Source data:
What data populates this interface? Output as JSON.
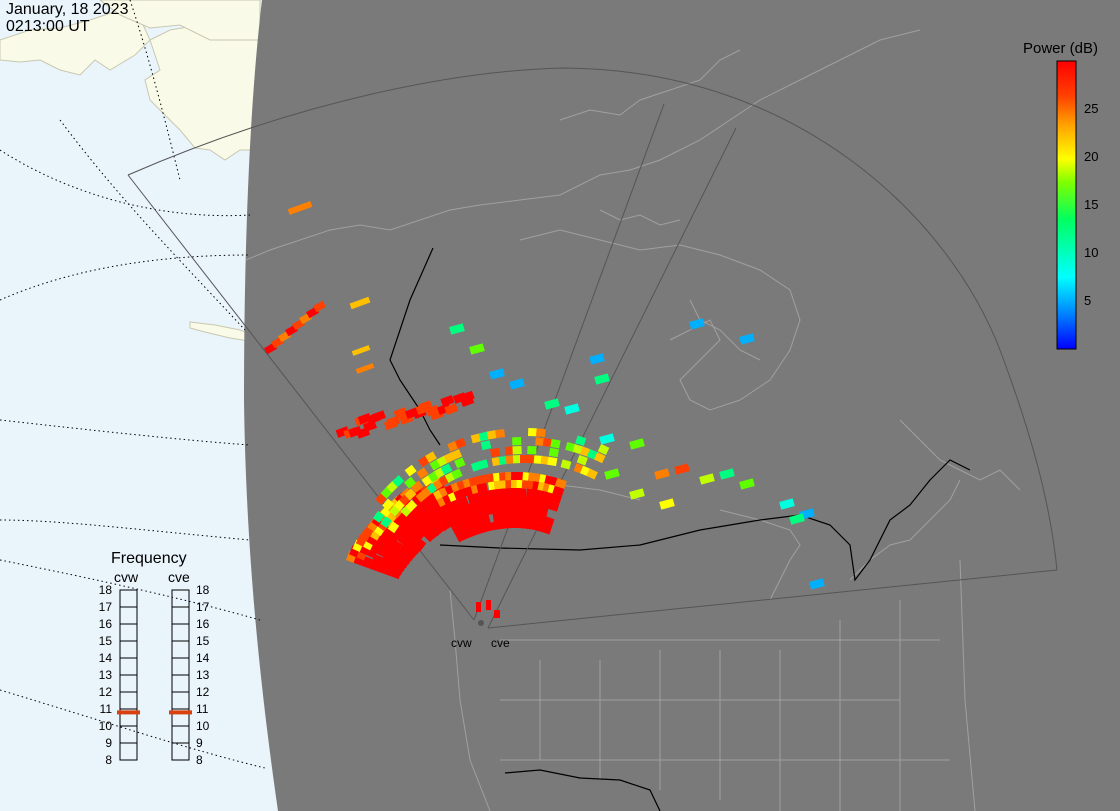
{
  "header": {
    "date": "January, 18 2023",
    "time": "0213:00 UT"
  },
  "colorbar": {
    "title": "Power (dB)",
    "ticks": [
      "25",
      "20",
      "15",
      "10",
      "5"
    ],
    "range": [
      0,
      30
    ],
    "colors": [
      "#0000ff",
      "#00a0ff",
      "#00ffd0",
      "#00ff60",
      "#80ff00",
      "#ffff00",
      "#ffa000",
      "#ff4000",
      "#ff0000"
    ]
  },
  "radars": [
    {
      "code": "cvw",
      "frequency_mhz": 10.8
    },
    {
      "code": "cve",
      "frequency_mhz": 10.8
    }
  ],
  "frequency_panel": {
    "title": "Frequency",
    "scale": [
      "18",
      "17",
      "16",
      "15",
      "14",
      "13",
      "12",
      "11",
      "10",
      "9",
      "8"
    ],
    "scale_range": [
      8,
      18
    ],
    "indicator_color": "#d84010"
  },
  "map_colors": {
    "ocean": "#eaf4fb",
    "land_day": "#fafae8",
    "night": "#7a7a7a",
    "coast_night": "#9a9a9a",
    "fov": "#555555"
  }
}
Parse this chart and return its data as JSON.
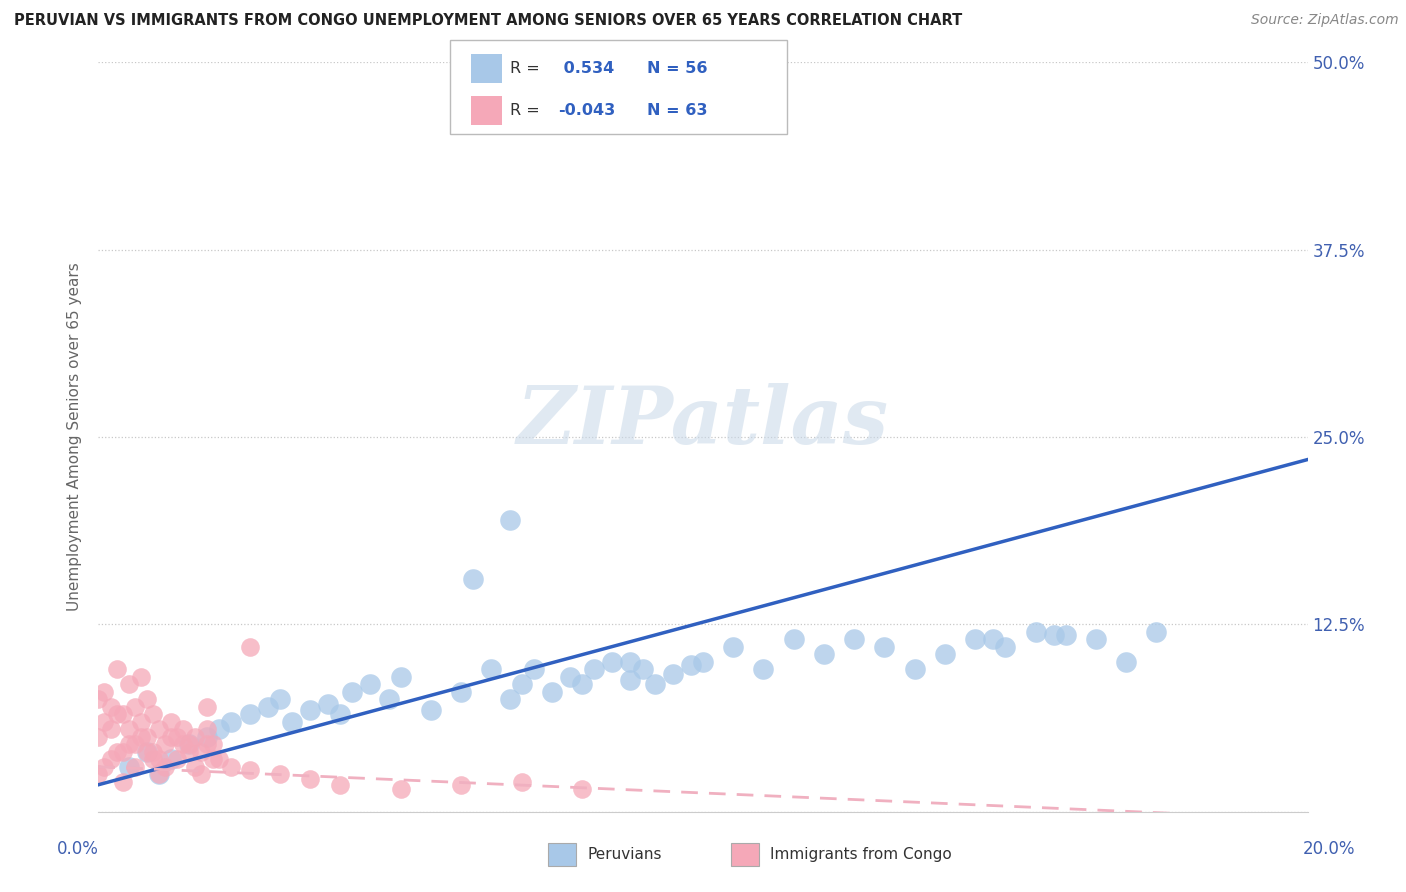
{
  "title": "PERUVIAN VS IMMIGRANTS FROM CONGO UNEMPLOYMENT AMONG SENIORS OVER 65 YEARS CORRELATION CHART",
  "source": "Source: ZipAtlas.com",
  "ylabel": "Unemployment Among Seniors over 65 years",
  "ytick_values": [
    0.0,
    0.125,
    0.25,
    0.375,
    0.5
  ],
  "ytick_labels": [
    "",
    "12.5%",
    "25.0%",
    "37.5%",
    "50.0%"
  ],
  "xlim": [
    0.0,
    0.2
  ],
  "ylim": [
    0.0,
    0.5
  ],
  "blue_R": 0.534,
  "blue_N": 56,
  "pink_R": -0.043,
  "pink_N": 63,
  "blue_color": "#a8c8e8",
  "pink_color": "#f5a8b8",
  "blue_line_color": "#3060c0",
  "pink_line_color": "#f0b0c0",
  "blue_line_y0": 0.018,
  "blue_line_y1": 0.235,
  "pink_line_y0": 0.03,
  "pink_line_y1": -0.005,
  "legend_label_blue": "Peruvians",
  "legend_label_pink": "Immigrants from Congo",
  "watermark_text": "ZIPatlas",
  "blue_points_x": [
    0.005,
    0.008,
    0.01,
    0.012,
    0.015,
    0.018,
    0.02,
    0.022,
    0.025,
    0.028,
    0.03,
    0.032,
    0.035,
    0.038,
    0.04,
    0.042,
    0.045,
    0.048,
    0.05,
    0.055,
    0.06,
    0.062,
    0.065,
    0.068,
    0.07,
    0.072,
    0.075,
    0.078,
    0.08,
    0.082,
    0.085,
    0.088,
    0.09,
    0.092,
    0.095,
    0.098,
    0.1,
    0.105,
    0.11,
    0.115,
    0.12,
    0.125,
    0.13,
    0.135,
    0.14,
    0.145,
    0.15,
    0.155,
    0.16,
    0.165,
    0.17,
    0.175,
    0.148,
    0.068,
    0.158,
    0.088
  ],
  "blue_points_y": [
    0.03,
    0.04,
    0.025,
    0.035,
    0.045,
    0.05,
    0.055,
    0.06,
    0.065,
    0.07,
    0.075,
    0.06,
    0.068,
    0.072,
    0.065,
    0.08,
    0.085,
    0.075,
    0.09,
    0.068,
    0.08,
    0.155,
    0.095,
    0.075,
    0.085,
    0.095,
    0.08,
    0.09,
    0.085,
    0.095,
    0.1,
    0.088,
    0.095,
    0.085,
    0.092,
    0.098,
    0.1,
    0.11,
    0.095,
    0.115,
    0.105,
    0.115,
    0.11,
    0.095,
    0.105,
    0.115,
    0.11,
    0.12,
    0.118,
    0.115,
    0.1,
    0.12,
    0.115,
    0.195,
    0.118,
    0.1
  ],
  "pink_points_x": [
    0.0,
    0.001,
    0.002,
    0.003,
    0.004,
    0.005,
    0.006,
    0.007,
    0.008,
    0.009,
    0.01,
    0.011,
    0.012,
    0.013,
    0.014,
    0.015,
    0.016,
    0.017,
    0.018,
    0.019,
    0.0,
    0.001,
    0.002,
    0.003,
    0.004,
    0.005,
    0.006,
    0.007,
    0.008,
    0.009,
    0.01,
    0.011,
    0.012,
    0.013,
    0.014,
    0.015,
    0.016,
    0.017,
    0.018,
    0.019,
    0.0,
    0.001,
    0.002,
    0.003,
    0.004,
    0.005,
    0.006,
    0.007,
    0.008,
    0.009,
    0.02,
    0.022,
    0.025,
    0.03,
    0.035,
    0.04,
    0.05,
    0.06,
    0.07,
    0.08,
    0.025,
    0.018,
    0.01
  ],
  "pink_points_y": [
    0.025,
    0.03,
    0.035,
    0.04,
    0.02,
    0.045,
    0.03,
    0.05,
    0.04,
    0.035,
    0.025,
    0.03,
    0.05,
    0.035,
    0.045,
    0.04,
    0.03,
    0.025,
    0.045,
    0.035,
    0.05,
    0.06,
    0.055,
    0.065,
    0.04,
    0.055,
    0.045,
    0.06,
    0.05,
    0.04,
    0.035,
    0.045,
    0.06,
    0.05,
    0.055,
    0.045,
    0.05,
    0.04,
    0.055,
    0.045,
    0.075,
    0.08,
    0.07,
    0.095,
    0.065,
    0.085,
    0.07,
    0.09,
    0.075,
    0.065,
    0.035,
    0.03,
    0.028,
    0.025,
    0.022,
    0.018,
    0.015,
    0.018,
    0.02,
    0.015,
    0.11,
    0.07,
    0.055
  ]
}
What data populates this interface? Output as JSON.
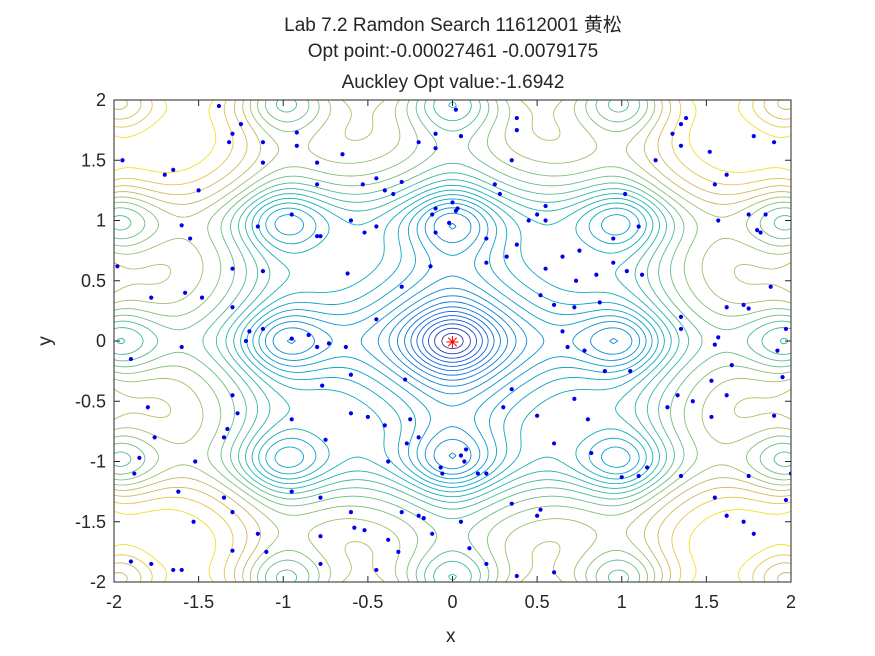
{
  "chart_data": {
    "type": "contour",
    "title_lines": [
      "Lab 7.2 Ramdon Search 11612001 黄松",
      "Opt point:-0.00027461  -0.0079175",
      "Auckley Opt value:-1.6942"
    ],
    "xlabel": "x",
    "ylabel": "y",
    "xlim": [
      -2,
      2
    ],
    "ylim": [
      -2,
      2
    ],
    "xticks": [
      "-2",
      "-1.5",
      "-1",
      "-0.5",
      "0",
      "0.5",
      "1",
      "1.5",
      "2"
    ],
    "yticks": [
      "-2",
      "-1.5",
      "-1",
      "-0.5",
      "0",
      "0.5",
      "1",
      "1.5",
      "2"
    ],
    "contour_levels": 26,
    "colormap": "parula",
    "sample_color": "#0000ee",
    "opt_marker_color": "#ff0000",
    "optimum": [
      -0.00027461,
      -0.0079175
    ],
    "samples": [
      [
        -1.95,
        1.5
      ],
      [
        -1.7,
        1.38
      ],
      [
        -1.65,
        1.42
      ],
      [
        -1.5,
        1.25
      ],
      [
        -1.38,
        1.95
      ],
      [
        -1.3,
        1.72
      ],
      [
        -1.25,
        1.8
      ],
      [
        -1.12,
        1.48
      ],
      [
        -1.32,
        1.65
      ],
      [
        -0.95,
        1.05
      ],
      [
        -0.78,
        0.87
      ],
      [
        -0.8,
        0.87
      ],
      [
        -1.15,
        0.95
      ],
      [
        -1.55,
        0.85
      ],
      [
        -1.6,
        0.96
      ],
      [
        -1.3,
        0.6
      ],
      [
        -1.12,
        0.58
      ],
      [
        -0.62,
        0.56
      ],
      [
        -1.98,
        0.62
      ],
      [
        -1.58,
        0.4
      ],
      [
        -1.78,
        0.36
      ],
      [
        -1.48,
        0.36
      ],
      [
        -1.3,
        0.28
      ],
      [
        -1.2,
        0.08
      ],
      [
        -1.12,
        0.1
      ],
      [
        -1.22,
        0.0
      ],
      [
        -0.95,
        0.02
      ],
      [
        -0.85,
        0.05
      ],
      [
        -0.73,
        -0.02
      ],
      [
        -0.8,
        -0.05
      ],
      [
        -0.63,
        -0.05
      ],
      [
        -0.6,
        -0.28
      ],
      [
        -0.77,
        -0.37
      ],
      [
        -0.95,
        -0.65
      ],
      [
        -1.33,
        -0.73
      ],
      [
        -1.3,
        -0.45
      ],
      [
        -1.27,
        -0.6
      ],
      [
        -1.35,
        -0.8
      ],
      [
        -1.8,
        -0.55
      ],
      [
        -1.85,
        -0.97
      ],
      [
        -1.88,
        -1.1
      ],
      [
        -1.76,
        -0.8
      ],
      [
        -1.9,
        -0.15
      ],
      [
        -1.62,
        -1.25
      ],
      [
        -1.53,
        -1.5
      ],
      [
        -1.35,
        -1.3
      ],
      [
        -1.52,
        -1.0
      ],
      [
        -1.15,
        -1.6
      ],
      [
        -1.1,
        -1.75
      ],
      [
        -0.78,
        -1.62
      ],
      [
        -1.3,
        -1.74
      ],
      [
        -1.6,
        -1.9
      ],
      [
        -1.9,
        -1.83
      ],
      [
        -1.65,
        -1.9
      ],
      [
        -1.78,
        -1.85
      ],
      [
        -1.3,
        -1.42
      ],
      [
        -0.95,
        -1.25
      ],
      [
        -0.78,
        -1.3
      ],
      [
        -0.6,
        -1.42
      ],
      [
        -0.58,
        -1.55
      ],
      [
        -0.52,
        -1.57
      ],
      [
        -0.78,
        -1.85
      ],
      [
        -0.45,
        -1.9
      ],
      [
        -0.3,
        -1.42
      ],
      [
        -0.2,
        -1.45
      ],
      [
        -0.17,
        -1.47
      ],
      [
        -0.38,
        -1.65
      ],
      [
        -0.32,
        -1.75
      ],
      [
        -0.12,
        -1.6
      ],
      [
        0.1,
        -1.72
      ],
      [
        0.2,
        -1.85
      ],
      [
        0.38,
        -1.95
      ],
      [
        0.6,
        -1.92
      ],
      [
        0.05,
        -1.5
      ],
      [
        0.2,
        -1.1
      ],
      [
        0.35,
        -1.35
      ],
      [
        0.5,
        -1.45
      ],
      [
        0.52,
        -1.4
      ],
      [
        -0.07,
        -1.05
      ],
      [
        -0.06,
        -1.1
      ],
      [
        0.07,
        -1.0
      ],
      [
        0.08,
        -0.9
      ],
      [
        0.05,
        -0.95
      ],
      [
        0.15,
        -1.1
      ],
      [
        -0.25,
        -0.65
      ],
      [
        -0.4,
        -0.7
      ],
      [
        -0.27,
        -0.85
      ],
      [
        -0.5,
        -0.63
      ],
      [
        -0.38,
        -1.0
      ],
      [
        -0.75,
        -0.82
      ],
      [
        -0.6,
        -0.6
      ],
      [
        -0.28,
        -0.32
      ],
      [
        -0.2,
        -0.8
      ],
      [
        0.35,
        -0.4
      ],
      [
        0.3,
        -0.55
      ],
      [
        0.5,
        -0.62
      ],
      [
        0.6,
        -0.85
      ],
      [
        0.82,
        -0.93
      ],
      [
        1.0,
        -1.13
      ],
      [
        1.1,
        -1.12
      ],
      [
        1.15,
        -1.05
      ],
      [
        1.35,
        -1.12
      ],
      [
        1.53,
        -0.63
      ],
      [
        1.62,
        -0.45
      ],
      [
        1.33,
        -0.45
      ],
      [
        1.27,
        -0.55
      ],
      [
        1.42,
        -0.5
      ],
      [
        1.53,
        -0.33
      ],
      [
        1.55,
        -1.3
      ],
      [
        1.62,
        -1.45
      ],
      [
        1.72,
        -1.5
      ],
      [
        1.75,
        -1.12
      ],
      [
        1.9,
        -0.62
      ],
      [
        1.95,
        -0.3
      ],
      [
        1.97,
        -1.32
      ],
      [
        2.0,
        -1.1
      ],
      [
        1.78,
        -1.6
      ],
      [
        1.65,
        -0.2
      ],
      [
        1.55,
        -0.03
      ],
      [
        1.35,
        0.1
      ],
      [
        1.62,
        0.28
      ],
      [
        1.72,
        0.3
      ],
      [
        1.88,
        0.45
      ],
      [
        1.92,
        -0.08
      ],
      [
        1.97,
        0.1
      ],
      [
        1.57,
        0.03
      ],
      [
        1.35,
        0.2
      ],
      [
        1.12,
        0.55
      ],
      [
        1.03,
        0.58
      ],
      [
        0.85,
        0.55
      ],
      [
        0.95,
        0.65
      ],
      [
        0.87,
        0.32
      ],
      [
        0.72,
        0.28
      ],
      [
        0.52,
        0.38
      ],
      [
        0.6,
        0.3
      ],
      [
        0.75,
        0.75
      ],
      [
        0.95,
        0.85
      ],
      [
        1.1,
        0.95
      ],
      [
        0.45,
        1.0
      ],
      [
        0.38,
        0.8
      ],
      [
        0.32,
        0.7
      ],
      [
        0.2,
        0.85
      ],
      [
        0.2,
        0.65
      ],
      [
        0.55,
        0.6
      ],
      [
        0.65,
        0.7
      ],
      [
        0.65,
        0.08
      ],
      [
        0.68,
        -0.05
      ],
      [
        0.78,
        -0.08
      ],
      [
        0.9,
        -0.25
      ],
      [
        1.05,
        -0.25
      ],
      [
        0.72,
        -0.48
      ],
      [
        0.8,
        -0.65
      ],
      [
        -0.12,
        1.05
      ],
      [
        -0.1,
        0.9
      ],
      [
        -0.02,
        0.98
      ],
      [
        0.03,
        1.1
      ],
      [
        -0.1,
        1.1
      ],
      [
        0.0,
        1.15
      ],
      [
        0.02,
        1.08
      ],
      [
        -0.13,
        0.62
      ],
      [
        -0.45,
        0.18
      ],
      [
        -0.3,
        0.45
      ],
      [
        -0.52,
        0.9
      ],
      [
        -0.45,
        0.95
      ],
      [
        -0.6,
        1.0
      ],
      [
        -0.35,
        1.22
      ],
      [
        -0.4,
        1.25
      ],
      [
        -0.45,
        1.35
      ],
      [
        -0.65,
        1.55
      ],
      [
        -0.8,
        1.48
      ],
      [
        -0.92,
        1.62
      ],
      [
        -0.92,
        1.73
      ],
      [
        -0.2,
        1.65
      ],
      [
        -0.3,
        1.32
      ],
      [
        -0.8,
        1.3
      ],
      [
        -0.53,
        1.3
      ],
      [
        -1.12,
        1.65
      ],
      [
        0.02,
        1.92
      ],
      [
        0.35,
        1.5
      ],
      [
        0.38,
        1.75
      ],
      [
        0.38,
        1.85
      ],
      [
        0.05,
        1.7
      ],
      [
        -0.1,
        1.6
      ],
      [
        -0.1,
        1.72
      ],
      [
        0.25,
        1.3
      ],
      [
        0.28,
        1.22
      ],
      [
        0.5,
        1.05
      ],
      [
        0.55,
        1.0
      ],
      [
        0.55,
        1.12
      ],
      [
        0.73,
        0.5
      ],
      [
        1.02,
        1.22
      ],
      [
        1.2,
        1.5
      ],
      [
        1.35,
        1.62
      ],
      [
        1.3,
        1.72
      ],
      [
        1.35,
        1.8
      ],
      [
        1.38,
        1.85
      ],
      [
        1.52,
        1.57
      ],
      [
        1.55,
        1.3
      ],
      [
        1.62,
        1.38
      ],
      [
        1.57,
        1.0
      ],
      [
        1.75,
        1.05
      ],
      [
        1.85,
        1.05
      ],
      [
        1.82,
        0.9
      ],
      [
        1.8,
        0.92
      ],
      [
        1.78,
        1.7
      ],
      [
        1.9,
        1.65
      ],
      [
        1.75,
        0.27
      ],
      [
        -1.6,
        -0.05
      ]
    ]
  }
}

Exercise instructions: Return each line that includes "ylabel".

Full answer:
  "ylabel": "Unemployment Among Seniors over 65 years",
    "ylabel": "y",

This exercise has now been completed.